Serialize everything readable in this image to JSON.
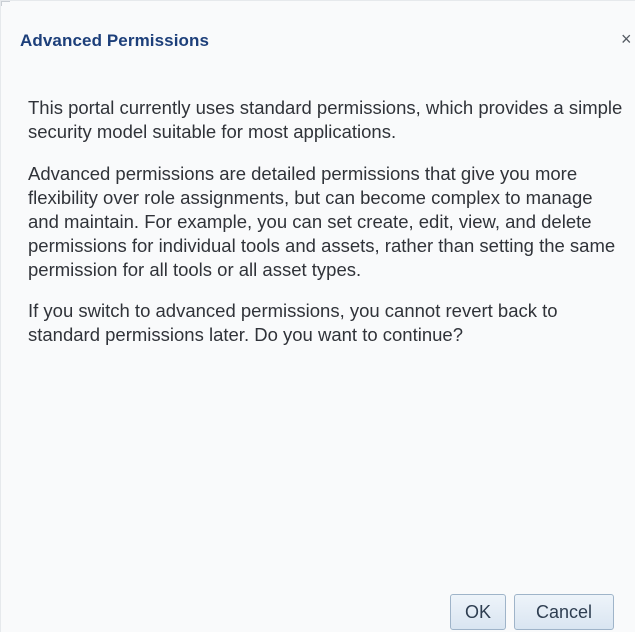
{
  "dialog": {
    "title": "Advanced Permissions",
    "close_glyph": "×",
    "close_icon": "close-icon",
    "paragraphs": [
      "This portal currently uses standard permissions, which provides a simple security model suitable for most applications.",
      "Advanced permissions are detailed permissions that give you more flexibility over role assignments, but can become complex to manage and maintain. For example, you can set create, edit, view, and delete permissions for individual tools and assets, rather than setting the same permission for all tools or all asset types.",
      "If you switch to advanced permissions, you cannot revert back to standard permissions later. Do you want to continue?"
    ],
    "buttons": {
      "ok_label": "OK",
      "cancel_label": "Cancel"
    }
  },
  "colors": {
    "title": "#1d3f7a",
    "text": "#303339",
    "background": "#f9fafb",
    "button_border": "#9fb4c9"
  }
}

**What is expected**
Find each line holding the word "standard" and copy it.

**Expected output**
      "This portal currently uses standard permissions, which provides a simple security model suitable for most applications.",
      "If you switch to advanced permissions, you cannot revert back to standard permissions later. Do you want to continue?"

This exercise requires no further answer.